*Okuma Metni*
=======

Risale-i Nur’da Nur ve Gül fabrikası

Risale-i Nur Külliyatı’ndan Kastamonu ve Emirdağ Lâhikalarına dikketle baktığımızda, Üstad Hazretleri Gül ve Nur Fabrikaları’nın sahiplerinden, kâtiplerinden bazı mektuplarda sitayişle bahsederek onlala ilgili bir çok benzetmeler yapmaktadır.
“Nur ve Gül Fabrikalarının hademe ve sahipleri insanın başında iki göz gibidir. Bu memleketi tenvir eden Cennet kokularıyla rayihalandıran o fabrikalar.” Üstad Hazretleri ayrıca Nur ve Gül fabrikaları için “Dünyada en ziyade alâkadar olduğum onlardır” diyor. Yine Nur ve Gül fabrikaları için “iki cereyanî nuranî” ifadesini kullanıyor.

=======

*Gösterilen Malzeme*
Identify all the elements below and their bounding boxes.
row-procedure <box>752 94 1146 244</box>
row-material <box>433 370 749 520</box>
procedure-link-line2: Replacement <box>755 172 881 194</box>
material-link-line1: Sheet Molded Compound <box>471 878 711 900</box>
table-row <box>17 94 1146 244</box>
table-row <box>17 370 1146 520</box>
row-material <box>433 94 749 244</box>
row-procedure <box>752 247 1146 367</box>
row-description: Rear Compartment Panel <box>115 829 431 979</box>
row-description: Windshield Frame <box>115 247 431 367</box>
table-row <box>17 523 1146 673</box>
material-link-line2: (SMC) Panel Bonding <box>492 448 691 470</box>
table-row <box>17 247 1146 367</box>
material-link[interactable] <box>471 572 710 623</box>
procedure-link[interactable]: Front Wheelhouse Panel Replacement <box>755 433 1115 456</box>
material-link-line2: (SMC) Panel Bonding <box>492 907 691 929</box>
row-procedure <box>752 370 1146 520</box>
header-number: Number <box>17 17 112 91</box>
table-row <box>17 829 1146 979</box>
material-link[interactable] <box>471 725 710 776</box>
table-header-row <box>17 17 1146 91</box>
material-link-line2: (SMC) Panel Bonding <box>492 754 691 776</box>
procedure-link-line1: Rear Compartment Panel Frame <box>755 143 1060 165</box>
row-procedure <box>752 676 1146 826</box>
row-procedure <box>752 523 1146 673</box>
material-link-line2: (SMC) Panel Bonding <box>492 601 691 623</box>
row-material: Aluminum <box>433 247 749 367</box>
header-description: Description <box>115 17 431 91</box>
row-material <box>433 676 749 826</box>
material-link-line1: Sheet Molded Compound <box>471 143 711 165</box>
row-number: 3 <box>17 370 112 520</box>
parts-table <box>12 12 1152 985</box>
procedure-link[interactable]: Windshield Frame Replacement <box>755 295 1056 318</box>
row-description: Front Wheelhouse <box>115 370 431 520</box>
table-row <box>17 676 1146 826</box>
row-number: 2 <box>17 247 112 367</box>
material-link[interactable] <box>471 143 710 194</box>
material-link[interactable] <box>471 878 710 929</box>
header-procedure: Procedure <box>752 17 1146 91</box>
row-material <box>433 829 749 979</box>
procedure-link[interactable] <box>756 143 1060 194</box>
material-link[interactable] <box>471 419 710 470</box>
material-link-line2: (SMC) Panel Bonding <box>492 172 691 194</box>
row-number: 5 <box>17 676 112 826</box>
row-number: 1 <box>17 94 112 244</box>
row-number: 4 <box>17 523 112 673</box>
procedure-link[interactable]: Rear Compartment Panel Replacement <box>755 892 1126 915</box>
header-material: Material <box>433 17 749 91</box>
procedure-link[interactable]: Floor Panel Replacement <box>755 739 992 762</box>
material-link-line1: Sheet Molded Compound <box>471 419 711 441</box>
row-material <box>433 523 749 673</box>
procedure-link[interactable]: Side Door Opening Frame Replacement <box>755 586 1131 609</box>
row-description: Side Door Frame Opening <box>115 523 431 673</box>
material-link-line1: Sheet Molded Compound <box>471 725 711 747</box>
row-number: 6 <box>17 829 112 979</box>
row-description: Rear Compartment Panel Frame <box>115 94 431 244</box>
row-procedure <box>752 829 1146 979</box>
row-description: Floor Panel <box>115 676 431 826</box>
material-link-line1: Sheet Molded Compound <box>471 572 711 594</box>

=======

*Yapılacak Görevler*
**a.** Nur ve Gül fabrikaları metninde "Risale-i Nur’da Nur" ile "çok benzetmeler yapmaktadır." arasındaki kısmı, ikisi de dahil olmak üzere, "Kastamonu" yerine "Barla" koyarak düzenleyin.
**b.** Nur ve Gül fabrikaları metnine göre bu fabrikaların hademe ve sahipleri neye benzetiliyor?
Malzemeye gerek yoktur.

*Görev Cevapları*
**a.**
Risale-i Nur’da Nur ve Gül fabrikası

Risale-i Nur Külliyatı’ndan Barla ve Emirdağ Lâhikalarına dikketle baktığımızda, Üstad Hazretleri Gül ve Nur Fabrikaları’nın sahiplerinden, kâtiplerinden bazı mektuplarda sitayişle bahsederek onlala ilgili bir çok benzetmeler yapmaktadır.

**b.** İnsanın başındaki iki göze.